- _INSTRUCTIONS TO FOLLOW_
Make an exact copy of all the records.

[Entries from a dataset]
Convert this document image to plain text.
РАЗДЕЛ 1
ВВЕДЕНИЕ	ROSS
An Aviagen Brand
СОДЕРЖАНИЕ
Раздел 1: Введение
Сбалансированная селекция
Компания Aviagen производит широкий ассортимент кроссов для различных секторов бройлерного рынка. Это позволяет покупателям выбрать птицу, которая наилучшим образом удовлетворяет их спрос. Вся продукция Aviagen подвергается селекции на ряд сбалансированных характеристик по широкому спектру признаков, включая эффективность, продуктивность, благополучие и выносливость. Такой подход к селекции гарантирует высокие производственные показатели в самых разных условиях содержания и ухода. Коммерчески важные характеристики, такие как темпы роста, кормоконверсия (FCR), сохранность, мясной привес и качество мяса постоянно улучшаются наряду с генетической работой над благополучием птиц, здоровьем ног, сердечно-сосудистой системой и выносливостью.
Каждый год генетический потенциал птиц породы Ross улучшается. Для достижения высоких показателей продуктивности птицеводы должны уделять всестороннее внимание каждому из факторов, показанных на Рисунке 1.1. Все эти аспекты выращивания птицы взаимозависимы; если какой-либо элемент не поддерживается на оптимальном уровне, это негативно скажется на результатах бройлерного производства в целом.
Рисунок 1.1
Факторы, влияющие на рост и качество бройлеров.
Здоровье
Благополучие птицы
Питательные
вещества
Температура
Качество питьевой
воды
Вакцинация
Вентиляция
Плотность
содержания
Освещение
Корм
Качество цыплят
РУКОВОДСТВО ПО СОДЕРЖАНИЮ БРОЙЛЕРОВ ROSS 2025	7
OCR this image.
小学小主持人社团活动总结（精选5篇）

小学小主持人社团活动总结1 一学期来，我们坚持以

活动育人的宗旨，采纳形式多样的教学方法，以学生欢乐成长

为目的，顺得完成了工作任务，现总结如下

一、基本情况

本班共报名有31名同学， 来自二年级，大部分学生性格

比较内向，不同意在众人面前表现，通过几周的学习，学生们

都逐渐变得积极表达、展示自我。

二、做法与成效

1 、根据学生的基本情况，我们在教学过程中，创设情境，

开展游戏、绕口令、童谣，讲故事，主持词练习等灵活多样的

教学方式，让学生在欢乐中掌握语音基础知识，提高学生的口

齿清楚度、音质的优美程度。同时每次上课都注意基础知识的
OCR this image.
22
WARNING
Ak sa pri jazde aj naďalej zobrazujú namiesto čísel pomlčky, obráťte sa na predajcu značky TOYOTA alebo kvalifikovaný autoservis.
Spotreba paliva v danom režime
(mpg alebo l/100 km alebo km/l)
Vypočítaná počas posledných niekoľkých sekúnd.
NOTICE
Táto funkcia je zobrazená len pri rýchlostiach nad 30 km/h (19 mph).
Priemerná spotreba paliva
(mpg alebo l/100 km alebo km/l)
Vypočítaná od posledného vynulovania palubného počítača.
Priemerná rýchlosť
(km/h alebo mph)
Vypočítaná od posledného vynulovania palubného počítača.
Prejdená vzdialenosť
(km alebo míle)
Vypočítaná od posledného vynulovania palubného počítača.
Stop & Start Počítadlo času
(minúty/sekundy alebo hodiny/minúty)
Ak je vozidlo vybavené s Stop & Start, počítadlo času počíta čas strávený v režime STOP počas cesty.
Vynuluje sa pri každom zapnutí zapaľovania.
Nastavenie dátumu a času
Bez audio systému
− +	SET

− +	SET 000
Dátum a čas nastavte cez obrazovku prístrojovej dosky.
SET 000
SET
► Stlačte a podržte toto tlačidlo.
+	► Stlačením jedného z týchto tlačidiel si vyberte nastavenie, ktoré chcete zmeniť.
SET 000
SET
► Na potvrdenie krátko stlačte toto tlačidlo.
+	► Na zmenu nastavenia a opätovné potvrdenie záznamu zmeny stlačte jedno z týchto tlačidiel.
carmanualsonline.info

- _TASK ANSWER_
Convert this document image to plain text.
РАЗДЕЛ 1
ВВЕДЕНИЕ	ROSS
An Aviagen Brand
СОДЕРЖАНИЕ
Раздел 1: Введение
Сбалансированная селекция
Компания Aviagen производит широкий ассортимент кроссов для различных секторов бройлерного рынка. Это позволяет покупателям выбрать птицу, которая наилучшим образом удовлетворяет их спрос. Вся продукция Aviagen подвергается селекции на ряд сбалансированных характеристик по широкому спектру признаков, включая эффективность, продуктивность, благополучие и выносливость. Такой подход к селекции гарантирует высокие производственные показатели в самых разных условиях содержания и ухода. Коммерчески важные характеристики, такие как темпы роста, кормоконверсия (FCR), сохранность, мясной привес и качество мяса постоянно улучшаются наряду с генетической работой над благополучием птиц, здоровьем ног, сердечно-сосудистой системой и выносливостью.
Каждый год генетический потенциал птиц породы Ross улучшается. Для достижения высоких показателей продуктивности птицеводы должны уделять всестороннее внимание каждому из факторов, показанных на Рисунке 1.1. Все эти аспекты выращивания птицы взаимозависимы; если какой-либо элемент не поддерживается на оптимальном уровне, это негативно скажется на результатах бройлерного производства в целом.
Рисунок 1.1
Факторы, влияющие на рост и качество бройлеров.
Здоровье
Благополучие птицы
Питательные
вещества
Температура
Качество питьевой
воды
Вакцинация
Вентиляция
Плотность
содержания
Освещение
Корм
Качество цыплят
РУКОВОДСТВО ПО СОДЕРЖАНИЮ БРОЙЛЕРОВ ROSS 2025	7
OCR this image.
小学小主持人社团活动总结（精选5篇）

小学小主持人社团活动总结1 一学期来，我们坚持以

活动育人的宗旨，采纳形式多样的教学方法，以学生欢乐成长

为目的，顺得完成了工作任务，现总结如下

一、基本情况

本班共报名有31名同学， 来自二年级，大部分学生性格

比较内向，不同意在众人面前表现，通过几周的学习，学生们

都逐渐变得积极表达、展示自我。

二、做法与成效

1 、根据学生的基本情况，我们在教学过程中，创设情境，

开展游戏、绕口令、童谣，讲故事，主持词练习等灵活多样的

教学方式，让学生在欢乐中掌握语音基础知识，提高学生的口

齿清楚度、音质的优美程度。同时每次上课都注意基础知识的
OCR this image.
22
WARNING
Ak sa pri jazde aj naďalej zobrazujú namiesto čísel pomlčky, obráťte sa na predajcu značky TOYOTA alebo kvalifikovaný autoservis.
Spotreba paliva v danom režime
(mpg alebo l/100 km alebo km/l)
Vypočítaná počas posledných niekoľkých sekúnd.
NOTICE
Táto funkcia je zobrazená len pri rýchlostiach nad 30 km/h (19 mph).
Priemerná spotreba paliva
(mpg alebo l/100 km alebo km/l)
Vypočítaná od posledného vynulovania palubného počítača.
Priemerná rýchlosť
(km/h alebo mph)
Vypočítaná od posledného vynulovania palubného počítača.
Prejdená vzdialenosť
(km alebo míle)
Vypočítaná od posledného vynulovania palubného počítača.
Stop & Start Počítadlo času
(minúty/sekundy alebo hodiny/minúty)
Ak je vozidlo vybavené s Stop & Start, počítadlo času počíta čas strávený v režime STOP počas cesty.
Vynuluje sa pri každom zapnutí zapaľovania.
Nastavenie dátumu a času
Bez audio systému
− +	SET

− +	SET 000
Dátum a čas nastavte cez obrazovku prístrojovej dosky.
SET 000
SET
► Stlačte a podržte toto tlačidlo.
+	► Stlačením jedného z týchto tlačidiel si vyberte nastavenie, ktoré chcete zmeniť.
SET 000
SET
► Na potvrdenie krátko stlačte toto tlačidlo.
+	► Na zmenu nastavenia a opätovné potvrdenie záznamu zmeny stlačte jedno z týchto tlačidiel.
carmanualsonline.info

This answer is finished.